- [PROBLEM TO SOLVE]
Repeat exactly the lines from the one containing "Transcribe the text in this document." through the last line of the records below, both included, and nothing else.

- [RECORDS SHOWN]
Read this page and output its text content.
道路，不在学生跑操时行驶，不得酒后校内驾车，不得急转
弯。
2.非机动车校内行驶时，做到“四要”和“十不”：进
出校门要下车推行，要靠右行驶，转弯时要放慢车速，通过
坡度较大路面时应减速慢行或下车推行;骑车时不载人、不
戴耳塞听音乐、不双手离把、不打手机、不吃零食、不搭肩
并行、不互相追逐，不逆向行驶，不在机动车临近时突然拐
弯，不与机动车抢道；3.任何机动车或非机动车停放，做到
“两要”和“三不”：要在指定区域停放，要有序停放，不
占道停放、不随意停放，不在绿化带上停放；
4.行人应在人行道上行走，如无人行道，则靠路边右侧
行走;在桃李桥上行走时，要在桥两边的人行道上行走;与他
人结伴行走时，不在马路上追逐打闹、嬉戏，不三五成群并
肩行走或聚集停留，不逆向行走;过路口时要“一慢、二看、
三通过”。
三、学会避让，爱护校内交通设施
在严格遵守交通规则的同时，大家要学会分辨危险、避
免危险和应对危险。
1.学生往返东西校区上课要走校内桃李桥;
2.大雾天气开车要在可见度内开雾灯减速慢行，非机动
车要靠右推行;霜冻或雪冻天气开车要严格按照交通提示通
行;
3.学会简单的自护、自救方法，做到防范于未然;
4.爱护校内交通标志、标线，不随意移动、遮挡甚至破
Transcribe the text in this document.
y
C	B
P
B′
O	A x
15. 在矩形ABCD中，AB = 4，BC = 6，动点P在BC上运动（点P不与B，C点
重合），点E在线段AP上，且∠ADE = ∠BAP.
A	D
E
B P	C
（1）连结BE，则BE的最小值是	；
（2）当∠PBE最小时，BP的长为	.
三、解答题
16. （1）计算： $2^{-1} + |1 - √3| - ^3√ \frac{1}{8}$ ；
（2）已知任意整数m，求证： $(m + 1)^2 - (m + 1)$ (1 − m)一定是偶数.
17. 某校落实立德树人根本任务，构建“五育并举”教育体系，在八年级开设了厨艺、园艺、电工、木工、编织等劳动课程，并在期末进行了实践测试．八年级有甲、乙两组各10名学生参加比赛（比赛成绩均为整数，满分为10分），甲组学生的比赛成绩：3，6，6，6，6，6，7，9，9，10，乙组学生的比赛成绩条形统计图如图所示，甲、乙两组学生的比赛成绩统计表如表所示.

- [WRITTEN REPLY]
Transcribe the text in this document.
y
C	B
P
B′
O	A x
15. 在矩形ABCD中，AB = 4，BC = 6，动点P在BC上运动（点P不与B，C点
重合），点E在线段AP上，且∠ADE = ∠BAP.
A	D
E
B P	C
（1）连结BE，则BE的最小值是	；
（2）当∠PBE最小时，BP的长为	.
三、解答题
16. （1）计算： $2^{-1} + |1 - √3| - ^3√ \frac{1}{8}$ ；
（2）已知任意整数m，求证： $(m + 1)^2 - (m + 1)$ (1 − m)一定是偶数.
17. 某校落实立德树人根本任务，构建“五育并举”教育体系，在八年级开设了厨艺、园艺、电工、木工、编织等劳动课程，并在期末进行了实践测试．八年级有甲、乙两组各10名学生参加比赛（比赛成绩均为整数，满分为10分），甲组学生的比赛成绩：3，6，6，6，6，6，7，9，9，10，乙组学生的比赛成绩条形统计图如图所示，甲、乙两组学生的比赛成绩统计表如表所示.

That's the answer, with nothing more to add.